- RAW RECORDS:
- - -

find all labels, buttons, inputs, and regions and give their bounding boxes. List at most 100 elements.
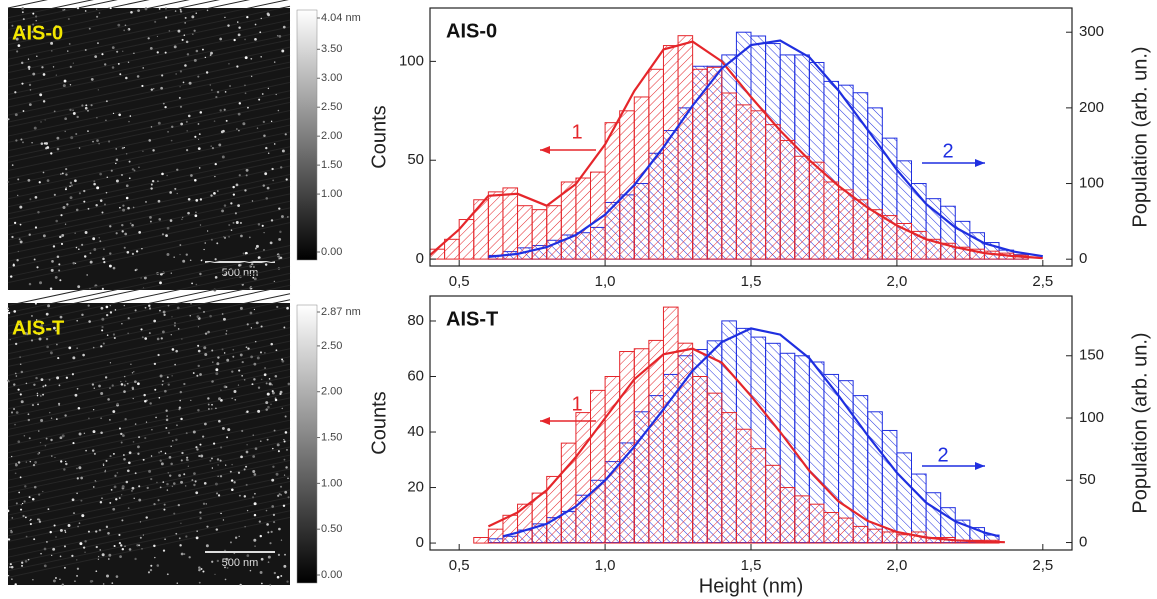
image-dot: [87, 207, 90, 210]
image-dot: [165, 409, 168, 412]
image-dot: [56, 147, 60, 151]
image-dot: [38, 518, 41, 521]
image-texture: [7, 293, 291, 355]
image-dot: [237, 204, 240, 208]
image-dot: [50, 417, 53, 419]
image-dot: [175, 532, 178, 535]
image-dot: [222, 519, 225, 521]
image-dot: [225, 385, 228, 389]
image-dot: [78, 432, 82, 436]
image-dot: [174, 363, 176, 366]
image-dot: [198, 167, 201, 169]
colorbar-tick-label: 2.50: [321, 101, 342, 113]
image-dot: [131, 168, 135, 171]
image-dot: [103, 261, 106, 264]
image-dot: [246, 323, 249, 326]
image-dot: [170, 272, 172, 274]
image-dot: [7, 181, 10, 183]
image-dot: [207, 330, 210, 334]
image-dot: [261, 93, 264, 95]
image-dot: [231, 397, 233, 400]
image-dot: [228, 223, 231, 226]
image-dot: [153, 319, 157, 323]
image-dot: [142, 67, 144, 69]
image-dot: [193, 29, 196, 32]
image-dot: [81, 313, 84, 317]
image-dot: [52, 245, 56, 248]
image-dot: [137, 452, 140, 455]
image-dot: [270, 342, 273, 346]
image-dot: [86, 274, 88, 276]
image-dot: [253, 362, 257, 366]
image-dot: [57, 402, 61, 405]
image-dot: [243, 468, 246, 471]
image-dot: [162, 330, 165, 334]
image-dot: [115, 158, 119, 162]
histogram-bar: [794, 495, 810, 544]
image-dot: [115, 162, 117, 165]
image-dot: [220, 446, 223, 449]
image-dot: [52, 66, 55, 68]
y2-axis-title: Population (arb. un.): [1129, 332, 1151, 513]
image-dot: [179, 70, 183, 73]
image-dot: [100, 431, 103, 435]
image-texture: [7, 0, 94, 19]
image-dot: [59, 528, 63, 532]
colorbar-tick-label: 2.87 nm: [321, 306, 361, 318]
colorbar-tick-label: 1.00: [321, 477, 342, 489]
image-dot: [239, 353, 243, 357]
image-dot: [25, 382, 28, 385]
image-dot: [111, 384, 114, 387]
image-dot: [32, 463, 36, 467]
image-dot: [116, 402, 119, 406]
image-dot: [107, 531, 110, 535]
colorbar-tick-label: 2.00: [321, 386, 342, 398]
image-dot: [112, 112, 115, 115]
image-dot: [169, 474, 172, 477]
scale-bar-label: 500 nm: [222, 557, 259, 569]
image-dot: [164, 51, 167, 54]
image-dot: [217, 356, 220, 359]
histogram-bar: [721, 92, 737, 260]
panel-title: AIS-0: [446, 20, 497, 42]
image-dot: [13, 383, 16, 386]
image-dot: [282, 25, 286, 29]
image-dot: [233, 390, 237, 393]
image-dot: [49, 287, 53, 290]
image-dot: [59, 578, 61, 581]
image-dot: [24, 559, 28, 563]
image-dot: [10, 530, 13, 534]
image-dot: [23, 435, 26, 437]
histogram-bar: [487, 528, 504, 544]
image-dot: [205, 71, 209, 74]
histogram-bar: [896, 534, 913, 544]
image-dot: [185, 253, 188, 256]
histogram-bar: [721, 412, 737, 544]
image-dot: [215, 528, 219, 531]
image-dot: [113, 336, 116, 340]
image-dot: [179, 544, 182, 547]
image-dot: [27, 418, 31, 422]
image-dot: [268, 378, 271, 380]
image-dot: [186, 149, 189, 152]
image-dot: [244, 92, 247, 95]
image-dot: [225, 330, 228, 332]
image-dot: [69, 185, 71, 188]
image-dot: [287, 496, 290, 499]
image-dot: [129, 222, 132, 225]
image-dot: [200, 454, 204, 458]
fit-curve: [487, 347, 1005, 544]
image-dot: [200, 259, 203, 262]
image-dot: [50, 351, 53, 355]
histogram-bar: [838, 189, 854, 260]
image-dot: [223, 108, 226, 111]
image-dot: [60, 214, 63, 217]
image-dot: [28, 496, 31, 499]
image-dot: [256, 356, 260, 360]
y2-tick-label: 0: [1079, 250, 1087, 267]
image-dot: [49, 530, 52, 534]
image-dot: [11, 24, 14, 27]
image-dot: [74, 262, 77, 265]
image-dot: [38, 337, 42, 341]
image-dot: [124, 24, 127, 27]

- - -

Recast the lines in the items, from the line containing "image-dot: [87, 207, 90, 210]" through the line containing "image-dot: [220, 446, 223, 449]", as a Markdown table with the columns Index and Entry. Number each line in Index, put the line itself in Entry, and leave out any blank lines.

| Index | Entry |
|---|---|
| 1 | image-dot: [87, 207, 90, 210] |
| 2 | image-dot: [165, 409, 168, 412] |
| 3 | image-dot: [56, 147, 60, 151] |
| 4 | image-dot: [38, 518, 41, 521] |
| 5 | image-texture: [7, 293, 291, 355] |
| 6 | image-dot: [237, 204, 240, 208] |
| 7 | image-dot: [50, 417, 53, 419] |
| 8 | image-dot: [175, 532, 178, 535] |
| 9 | image-dot: [222, 519, 225, 521] |
| 10 | image-dot: [225, 385, 228, 389] |
| 11 | image-dot: [78, 432, 82, 436] |
| 12 | image-dot: [174, 363, 176, 366] |
| 13 | image-dot: [198, 167, 201, 169] |
| 14 | colorbar-tick-label: 2.50: [321, 101, 342, 113] |
| 15 | image-dot: [131, 168, 135, 171] |
| 16 | image-dot: [103, 261, 106, 264] |
| 17 | image-dot: [246, 323, 249, 326] |
| 18 | image-dot: [170, 272, 172, 274] |
| 19 | image-dot: [7, 181, 10, 183] |
| 20 | image-dot: [207, 330, 210, 334] |
| 21 | image-dot: [261, 93, 264, 95] |
| 22 | image-dot: [231, 397, 233, 400] |
| 23 | image-dot: [228, 223, 231, 226] |
| 24 | image-dot: [153, 319, 157, 323] |
| 25 | image-dot: [142, 67, 144, 69] |
| 26 | image-dot: [193, 29, 196, 32] |
| 27 | image-dot: [81, 313, 84, 317] |
| 28 | image-dot: [52, 245, 56, 248] |
| 29 | image-dot: [137, 452, 140, 455] |
| 30 | image-dot: [270, 342, 273, 346] |
| 31 | image-dot: [86, 274, 88, 276] |
| 32 | image-dot: [253, 362, 257, 366] |
| 33 | image-dot: [57, 402, 61, 405] |
| 34 | image-dot: [243, 468, 246, 471] |
| 35 | image-dot: [162, 330, 165, 334] |
| 36 | image-dot: [115, 158, 119, 162] |
| 37 | histogram-bar: [794, 495, 810, 544] |
| 38 | image-dot: [115, 162, 117, 165] |
| 39 | image-dot: [220, 446, 223, 449] |